** Begin **

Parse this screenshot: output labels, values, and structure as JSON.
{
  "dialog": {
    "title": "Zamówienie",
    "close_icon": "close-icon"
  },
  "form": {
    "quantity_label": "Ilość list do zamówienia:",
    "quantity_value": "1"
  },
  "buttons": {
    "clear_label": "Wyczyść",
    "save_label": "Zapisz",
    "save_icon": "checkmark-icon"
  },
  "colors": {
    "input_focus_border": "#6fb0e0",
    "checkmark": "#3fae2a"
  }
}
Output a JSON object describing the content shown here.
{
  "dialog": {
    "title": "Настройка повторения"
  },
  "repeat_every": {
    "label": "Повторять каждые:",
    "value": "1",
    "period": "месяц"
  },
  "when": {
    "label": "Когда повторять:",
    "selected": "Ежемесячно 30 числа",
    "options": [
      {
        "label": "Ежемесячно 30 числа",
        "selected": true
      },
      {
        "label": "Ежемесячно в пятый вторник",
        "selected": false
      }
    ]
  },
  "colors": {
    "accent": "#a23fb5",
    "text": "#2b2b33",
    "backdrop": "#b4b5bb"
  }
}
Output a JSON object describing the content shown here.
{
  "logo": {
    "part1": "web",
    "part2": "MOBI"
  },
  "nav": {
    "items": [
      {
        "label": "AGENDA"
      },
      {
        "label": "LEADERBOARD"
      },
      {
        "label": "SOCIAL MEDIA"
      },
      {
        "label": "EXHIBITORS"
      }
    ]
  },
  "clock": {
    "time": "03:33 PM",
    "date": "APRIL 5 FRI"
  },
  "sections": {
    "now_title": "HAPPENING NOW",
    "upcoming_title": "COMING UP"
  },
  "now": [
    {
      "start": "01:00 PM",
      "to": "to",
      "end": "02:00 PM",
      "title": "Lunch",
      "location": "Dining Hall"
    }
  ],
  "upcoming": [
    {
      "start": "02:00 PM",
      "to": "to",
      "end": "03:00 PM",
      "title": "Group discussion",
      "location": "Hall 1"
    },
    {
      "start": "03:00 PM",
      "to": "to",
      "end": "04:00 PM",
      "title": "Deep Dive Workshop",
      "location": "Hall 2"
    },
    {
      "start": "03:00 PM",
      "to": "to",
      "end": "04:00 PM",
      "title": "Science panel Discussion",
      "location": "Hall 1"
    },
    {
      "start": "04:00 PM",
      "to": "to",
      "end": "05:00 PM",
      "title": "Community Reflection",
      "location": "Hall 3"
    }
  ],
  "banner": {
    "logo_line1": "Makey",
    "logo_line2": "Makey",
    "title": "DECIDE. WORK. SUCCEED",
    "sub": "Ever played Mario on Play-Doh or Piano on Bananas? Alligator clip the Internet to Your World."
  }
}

** End **

[Given request]:
Extract the listing in its entirety, matching it exactly.

[Solution]:
Parse this screenshot: output labels, values, and structure as JSON.
{
  "dialog": {
    "title": "Zamówienie",
    "close_icon": "close-icon"
  },
  "form": {
    "quantity_label": "Ilość list do zamówienia:",
    "quantity_value": "1"
  },
  "buttons": {
    "clear_label": "Wyczyść",
    "save_label": "Zapisz",
    "save_icon": "checkmark-icon"
  },
  "colors": {
    "input_focus_border": "#6fb0e0",
    "checkmark": "#3fae2a"
  }
}
Output a JSON object describing the content shown here.
{
  "dialog": {
    "title": "Настройка повторения"
  },
  "repeat_every": {
    "label": "Повторять каждые:",
    "value": "1",
    "period": "месяц"
  },
  "when": {
    "label": "Когда повторять:",
    "selected": "Ежемесячно 30 числа",
    "options": [
      {
        "label": "Ежемесячно 30 числа",
        "selected": true
      },
      {
        "label": "Ежемесячно в пятый вторник",
        "selected": false
      }
    ]
  },
  "colors": {
    "accent": "#a23fb5",
    "text": "#2b2b33",
    "backdrop": "#b4b5bb"
  }
}
Output a JSON object describing the content shown here.
{
  "logo": {
    "part1": "web",
    "part2": "MOBI"
  },
  "nav": {
    "items": [
      {
        "label": "AGENDA"
      },
      {
        "label": "LEADERBOARD"
      },
      {
        "label": "SOCIAL MEDIA"
      },
      {
        "label": "EXHIBITORS"
      }
    ]
  },
  "clock": {
    "time": "03:33 PM",
    "date": "APRIL 5 FRI"
  },
  "sections": {
    "now_title": "HAPPENING NOW",
    "upcoming_title": "COMING UP"
  },
  "now": [
    {
      "start": "01:00 PM",
      "to": "to",
      "end": "02:00 PM",
      "title": "Lunch",
      "location": "Dining Hall"
    }
  ],
  "upcoming": [
    {
      "start": "02:00 PM",
      "to": "to",
      "end": "03:00 PM",
      "title": "Group discussion",
      "location": "Hall 1"
    },
    {
      "start": "03:00 PM",
      "to": "to",
      "end": "04:00 PM",
      "title": "Deep Dive Workshop",
      "location": "Hall 2"
    },
    {
      "start": "03:00 PM",
      "to": "to",
      "end": "04:00 PM",
      "title": "Science panel Discussion",
      "location": "Hall 1"
    },
    {
      "start": "04:00 PM",
      "to": "to",
      "end": "05:00 PM",
      "title": "Community Reflection",
      "location": "Hall 3"
    }
  ],
  "banner": {
    "logo_line1": "Makey",
    "logo_line2": "Makey",
    "title": "DECIDE. WORK. SUCCEED",
    "sub": "Ever played Mario on Play-Doh or Piano on Bananas? Alligator clip the Internet to Your World."
  }
}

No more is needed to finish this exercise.